**INSTRUKSI TUGAS 1**
Menurut artikel tentang CIA dan peristiwa di Bone, apa nama laporan harian rutin yang diterima Presiden Lyndon B Johnson setiap pagi?
**INSTRUKSI TUGAS 2**
Kutiplah seluruh bagian artikel tentang CIA dan peristiwa di Bone, mulai dari "Dari arsip yang" sampai dengan "besar sedang terjadi.".

Merah Darah di Geladak Phinisi: CIA Tahu Peristiwa di Bone (3-Habis)

Kapan upaya rekonsiliasi akhirnya membuahkan hasil?

Makassar, IDN Times - Dalam satu dekade terakhir, Central Intelligence Agency (CIA) merilis sejumlah dokumen rahasia yang telah disensor perihal aktivitas mereka dari dekade 1950-an hingga 1960-an kepada publik. Dokumen yang dirilis termasuk kawat komunikasi antara seluruh utusan diplomatik AS di seluruh dunia dengan Gedung Putih.

Salah satunya yang dirilis badan intelijen Amerika Serikat itu adalah arsip korespondensi antara pihak Kedubes AS di Jakarta dengan Washington DC. Sejumlah fakta terungkap, salah satunya bagaimana pemerintahan Negeri Paman Sam mengikuti secara cermat gejolak politik dalam negeri Indonesia jelang Gerakan 30 September (G30S). Kala itu, AS memang tengah berusaha membendung komunisme dan pengaruh Uni Soviet di Asia Tenggara.

Dari arsip yang mencapai ribuan halaman itu, terselip fakta-fakta perihal sejumlah aksi main hakim sendiri yang menyasar anggota dan simpatisan PKI di seluruh Indonesia. Melalui laporan harian rutin setiap pagi --biasa disebut President's Daily Brief-- Presiden Lyndon B Johnson tahu bahwa di sebuah tempat yang berjarak 16 ribu kilometer dari Ruang Oval, tempatnya bekerja, sesuatu yang besar sedang terjadi.

Baca Juga: Merah Darah di Geladak Phinisi: Situasi Makassar Pasca G30S 1965 (1)

1. Di sejumlah daerah, penolakan masyarakat kepada PKI berujung pada kerusuhan berbau SARA seperti yang terjadi di Watampone

Merah Darah di Geladak Phinisi: CIA Tahu Peristiwa di Bone (3-Habis)Repro. "Fajar Orde Baru" (Yayasan Kesejahteraan Jayakarta - Kodam V Jaya; Badan Penerbit Almanak RI/B.P. Alda)

**DATA MENTAH**
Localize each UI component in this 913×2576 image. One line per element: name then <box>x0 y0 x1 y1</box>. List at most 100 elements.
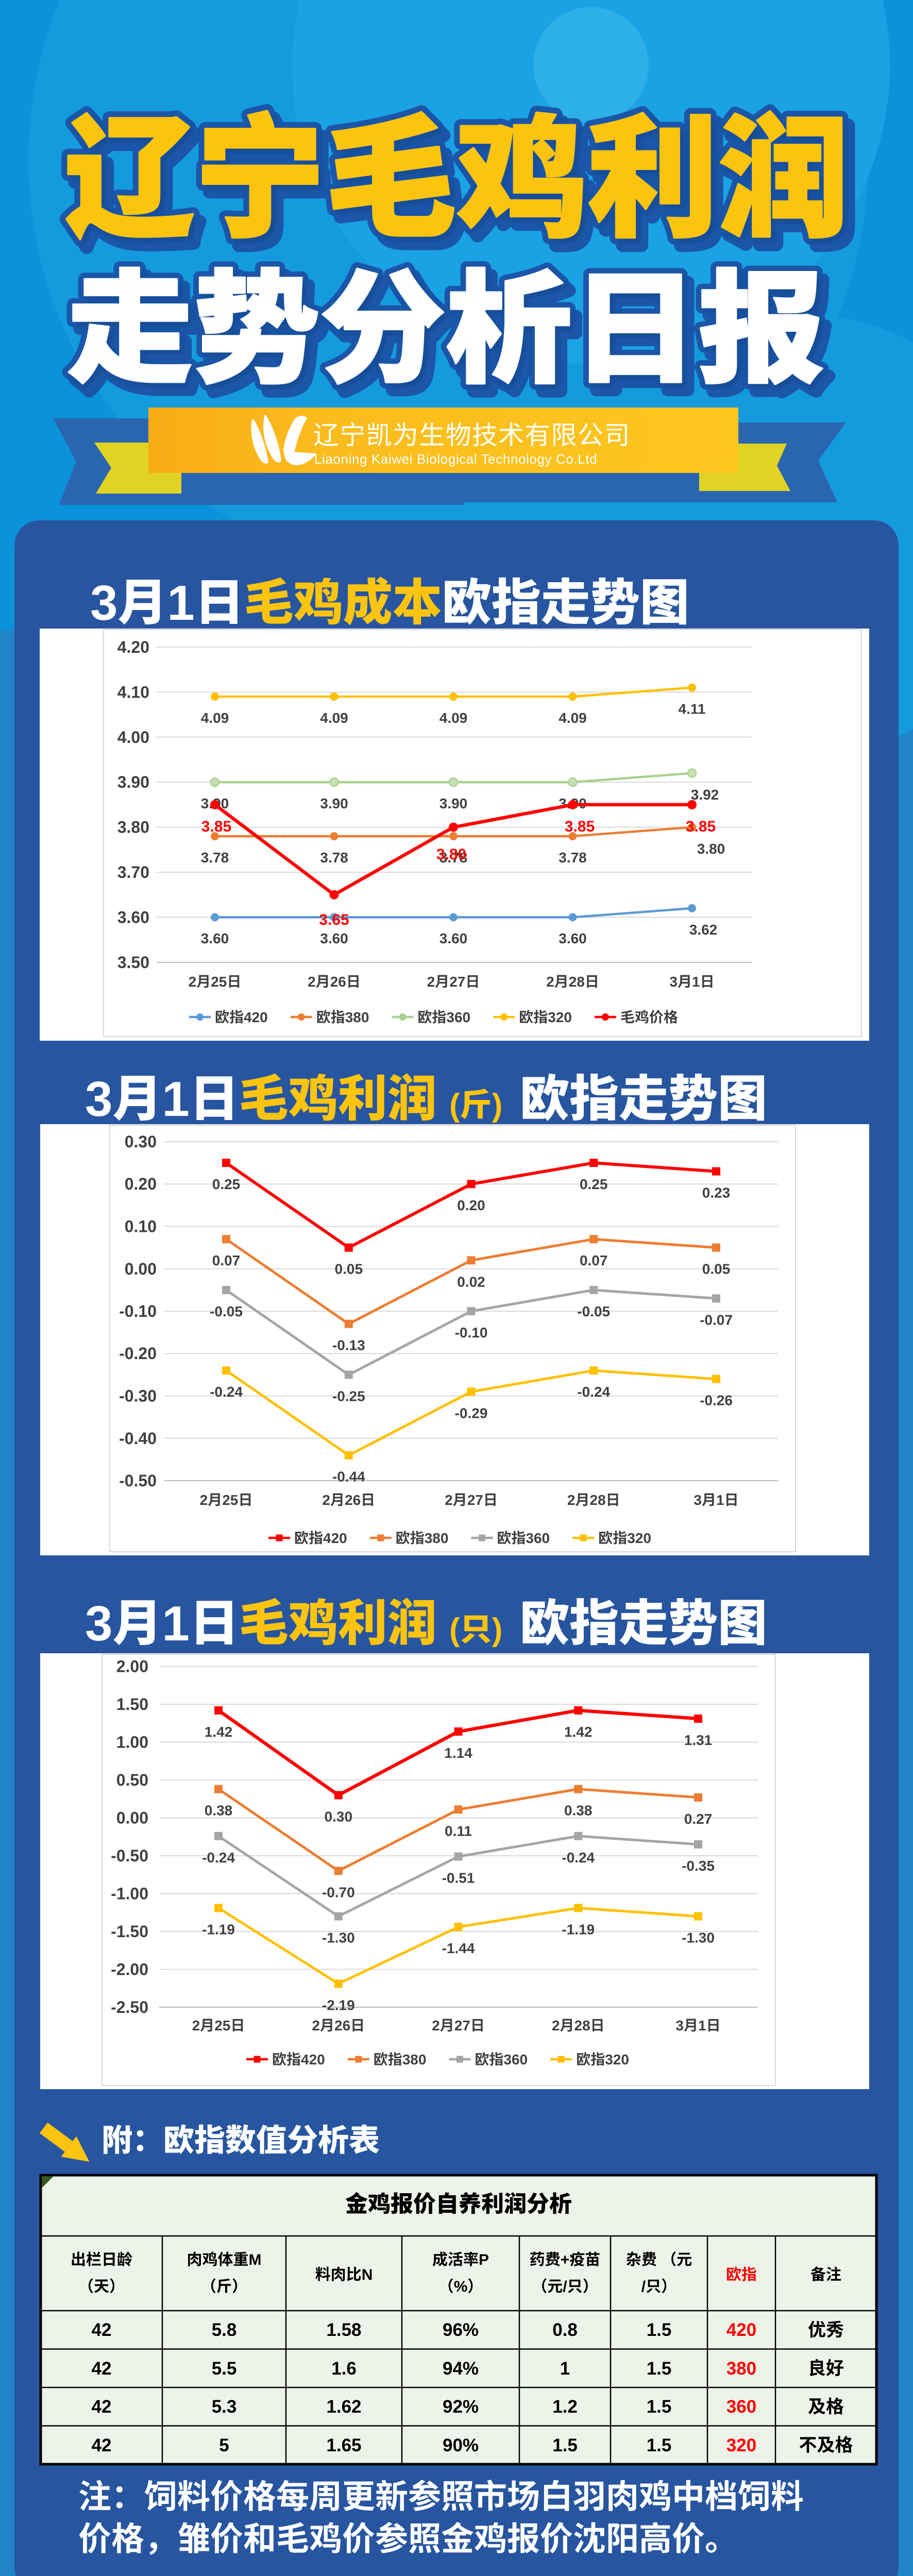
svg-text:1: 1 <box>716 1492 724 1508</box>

**JAWABAN AKHIR 1**
President's Daily Brief.

**JAWABAN AKHIR 2**
Dari arsip yang mencapai ribuan halaman itu, terselip fakta-fakta perihal sejumlah aksi main hakim sendiri yang menyasar anggota dan simpatisan PKI di seluruh Indonesia. Melalui laporan harian rutin setiap pagi --biasa disebut President's Daily Brief-- Presiden Lyndon B Johnson tahu bahwa di sebuah tempat yang berjarak 16 ribu kilometer dari Ruang Oval, tempatnya bekerja, sesuatu yang besar sedang terjadi.